Items from a data source:
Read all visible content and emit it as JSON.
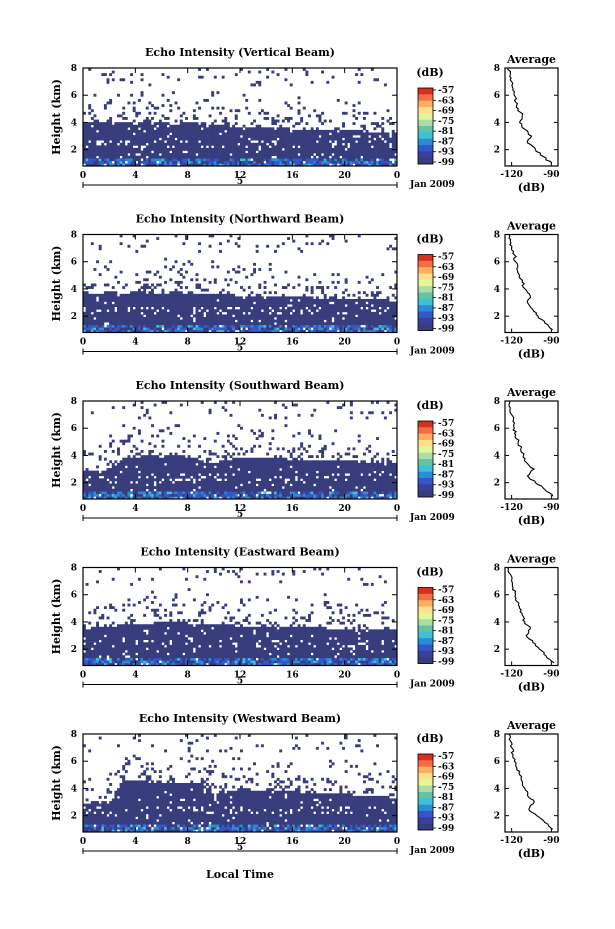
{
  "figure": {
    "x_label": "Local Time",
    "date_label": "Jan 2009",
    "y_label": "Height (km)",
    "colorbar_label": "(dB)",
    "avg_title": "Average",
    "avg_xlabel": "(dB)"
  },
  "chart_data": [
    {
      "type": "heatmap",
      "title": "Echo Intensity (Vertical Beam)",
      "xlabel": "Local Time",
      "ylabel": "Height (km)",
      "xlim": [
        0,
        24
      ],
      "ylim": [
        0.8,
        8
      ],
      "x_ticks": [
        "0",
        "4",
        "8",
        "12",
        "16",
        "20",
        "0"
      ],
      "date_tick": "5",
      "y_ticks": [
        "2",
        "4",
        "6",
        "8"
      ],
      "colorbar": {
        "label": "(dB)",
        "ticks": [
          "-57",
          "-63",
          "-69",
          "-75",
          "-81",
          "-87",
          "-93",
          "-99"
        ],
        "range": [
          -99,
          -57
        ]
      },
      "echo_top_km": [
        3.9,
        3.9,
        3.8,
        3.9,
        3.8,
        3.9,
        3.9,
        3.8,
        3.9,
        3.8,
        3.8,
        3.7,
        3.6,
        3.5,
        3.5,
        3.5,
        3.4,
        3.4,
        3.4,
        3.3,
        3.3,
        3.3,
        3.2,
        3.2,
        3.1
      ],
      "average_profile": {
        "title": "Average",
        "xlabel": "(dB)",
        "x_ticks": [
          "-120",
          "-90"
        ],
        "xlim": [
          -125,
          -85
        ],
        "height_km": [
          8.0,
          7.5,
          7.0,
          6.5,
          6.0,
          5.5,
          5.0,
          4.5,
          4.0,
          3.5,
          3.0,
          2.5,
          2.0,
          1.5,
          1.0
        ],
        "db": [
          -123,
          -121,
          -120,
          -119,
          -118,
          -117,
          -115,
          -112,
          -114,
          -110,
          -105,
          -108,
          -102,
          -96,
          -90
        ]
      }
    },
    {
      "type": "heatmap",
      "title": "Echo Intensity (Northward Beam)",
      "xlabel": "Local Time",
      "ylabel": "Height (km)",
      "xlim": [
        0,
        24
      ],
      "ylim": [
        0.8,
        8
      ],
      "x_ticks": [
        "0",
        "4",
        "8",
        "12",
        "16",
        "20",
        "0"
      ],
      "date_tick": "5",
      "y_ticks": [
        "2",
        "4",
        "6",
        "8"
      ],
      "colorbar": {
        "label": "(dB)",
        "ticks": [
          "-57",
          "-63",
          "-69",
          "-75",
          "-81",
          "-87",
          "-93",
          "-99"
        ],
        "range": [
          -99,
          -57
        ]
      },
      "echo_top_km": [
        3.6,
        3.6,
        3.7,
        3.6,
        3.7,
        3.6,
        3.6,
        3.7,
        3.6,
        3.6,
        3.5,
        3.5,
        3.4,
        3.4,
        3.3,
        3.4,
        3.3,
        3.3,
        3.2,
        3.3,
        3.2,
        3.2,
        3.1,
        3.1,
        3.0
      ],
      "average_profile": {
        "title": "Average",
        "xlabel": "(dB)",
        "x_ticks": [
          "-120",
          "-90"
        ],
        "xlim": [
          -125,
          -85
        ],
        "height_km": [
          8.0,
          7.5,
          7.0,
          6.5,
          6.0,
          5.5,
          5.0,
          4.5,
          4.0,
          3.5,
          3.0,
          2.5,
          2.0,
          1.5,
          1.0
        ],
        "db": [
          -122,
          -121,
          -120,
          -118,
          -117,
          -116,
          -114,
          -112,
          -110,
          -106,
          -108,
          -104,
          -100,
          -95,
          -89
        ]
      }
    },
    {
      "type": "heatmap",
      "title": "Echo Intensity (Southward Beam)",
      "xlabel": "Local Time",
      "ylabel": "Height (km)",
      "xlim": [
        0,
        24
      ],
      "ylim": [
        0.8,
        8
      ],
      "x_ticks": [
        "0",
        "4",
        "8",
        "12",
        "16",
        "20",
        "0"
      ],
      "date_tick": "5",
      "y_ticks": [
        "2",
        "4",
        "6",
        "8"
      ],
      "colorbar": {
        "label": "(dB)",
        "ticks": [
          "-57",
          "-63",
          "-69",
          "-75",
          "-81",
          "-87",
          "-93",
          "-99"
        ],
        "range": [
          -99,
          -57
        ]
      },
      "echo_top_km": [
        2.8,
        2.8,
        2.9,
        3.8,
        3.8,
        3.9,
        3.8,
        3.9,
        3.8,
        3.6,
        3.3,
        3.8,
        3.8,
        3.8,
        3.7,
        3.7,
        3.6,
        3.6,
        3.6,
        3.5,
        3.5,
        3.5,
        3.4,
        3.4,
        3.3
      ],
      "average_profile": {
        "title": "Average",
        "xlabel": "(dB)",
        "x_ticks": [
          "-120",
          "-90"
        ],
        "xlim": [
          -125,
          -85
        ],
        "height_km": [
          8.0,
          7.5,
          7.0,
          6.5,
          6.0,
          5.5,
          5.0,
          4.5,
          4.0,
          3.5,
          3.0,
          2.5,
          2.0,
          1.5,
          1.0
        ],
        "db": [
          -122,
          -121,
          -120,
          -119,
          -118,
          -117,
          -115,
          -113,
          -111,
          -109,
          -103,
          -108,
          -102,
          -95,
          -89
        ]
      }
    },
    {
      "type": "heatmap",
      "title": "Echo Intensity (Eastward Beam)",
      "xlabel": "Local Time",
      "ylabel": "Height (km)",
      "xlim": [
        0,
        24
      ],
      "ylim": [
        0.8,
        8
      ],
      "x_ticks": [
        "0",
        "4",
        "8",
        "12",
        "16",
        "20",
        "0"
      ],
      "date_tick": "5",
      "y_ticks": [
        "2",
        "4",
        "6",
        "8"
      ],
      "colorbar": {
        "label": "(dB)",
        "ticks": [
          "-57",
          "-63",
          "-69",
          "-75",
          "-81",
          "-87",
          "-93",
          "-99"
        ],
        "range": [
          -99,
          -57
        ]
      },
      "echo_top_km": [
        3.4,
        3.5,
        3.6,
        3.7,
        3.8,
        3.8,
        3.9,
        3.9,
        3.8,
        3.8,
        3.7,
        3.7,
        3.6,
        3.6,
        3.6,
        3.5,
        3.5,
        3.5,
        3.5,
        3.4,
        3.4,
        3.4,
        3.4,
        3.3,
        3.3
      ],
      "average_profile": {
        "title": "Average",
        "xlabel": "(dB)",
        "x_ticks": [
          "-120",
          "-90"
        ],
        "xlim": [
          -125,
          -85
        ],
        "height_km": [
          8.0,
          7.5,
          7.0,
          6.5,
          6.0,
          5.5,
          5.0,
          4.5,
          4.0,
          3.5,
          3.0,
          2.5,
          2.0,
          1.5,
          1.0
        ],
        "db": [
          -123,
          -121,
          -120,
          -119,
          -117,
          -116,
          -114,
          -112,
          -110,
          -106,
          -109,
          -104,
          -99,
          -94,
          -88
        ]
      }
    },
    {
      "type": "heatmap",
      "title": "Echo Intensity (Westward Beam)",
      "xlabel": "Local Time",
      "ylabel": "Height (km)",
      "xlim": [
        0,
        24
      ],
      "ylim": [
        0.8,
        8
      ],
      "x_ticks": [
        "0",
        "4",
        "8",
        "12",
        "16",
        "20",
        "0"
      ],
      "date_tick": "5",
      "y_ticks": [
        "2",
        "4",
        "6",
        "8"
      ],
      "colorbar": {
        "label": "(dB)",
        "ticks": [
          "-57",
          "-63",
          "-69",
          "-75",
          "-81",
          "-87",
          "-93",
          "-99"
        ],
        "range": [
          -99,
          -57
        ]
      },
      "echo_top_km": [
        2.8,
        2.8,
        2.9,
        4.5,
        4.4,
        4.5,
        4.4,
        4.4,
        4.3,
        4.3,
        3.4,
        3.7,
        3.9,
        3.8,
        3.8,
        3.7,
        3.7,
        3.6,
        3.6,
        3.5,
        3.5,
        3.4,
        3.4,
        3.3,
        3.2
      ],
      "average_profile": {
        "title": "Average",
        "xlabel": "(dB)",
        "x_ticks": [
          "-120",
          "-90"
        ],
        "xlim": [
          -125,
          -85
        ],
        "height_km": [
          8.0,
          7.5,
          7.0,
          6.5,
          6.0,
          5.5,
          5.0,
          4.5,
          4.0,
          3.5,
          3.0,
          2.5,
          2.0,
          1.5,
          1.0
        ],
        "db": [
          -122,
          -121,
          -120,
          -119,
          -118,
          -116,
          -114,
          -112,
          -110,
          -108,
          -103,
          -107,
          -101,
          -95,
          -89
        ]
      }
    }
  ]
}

Objective: Pick out all the lines with the word "Beam" in them and copy them.

Result for this exercise:
      "title": "Echo Intensity (Vertical Beam)",
      "title": "Echo Intensity (Northward Beam)",
      "title": "Echo Intensity (Southward Beam)",
      "title": "Echo Intensity (Eastward Beam)",
      "title": "Echo Intensity (Westward Beam)",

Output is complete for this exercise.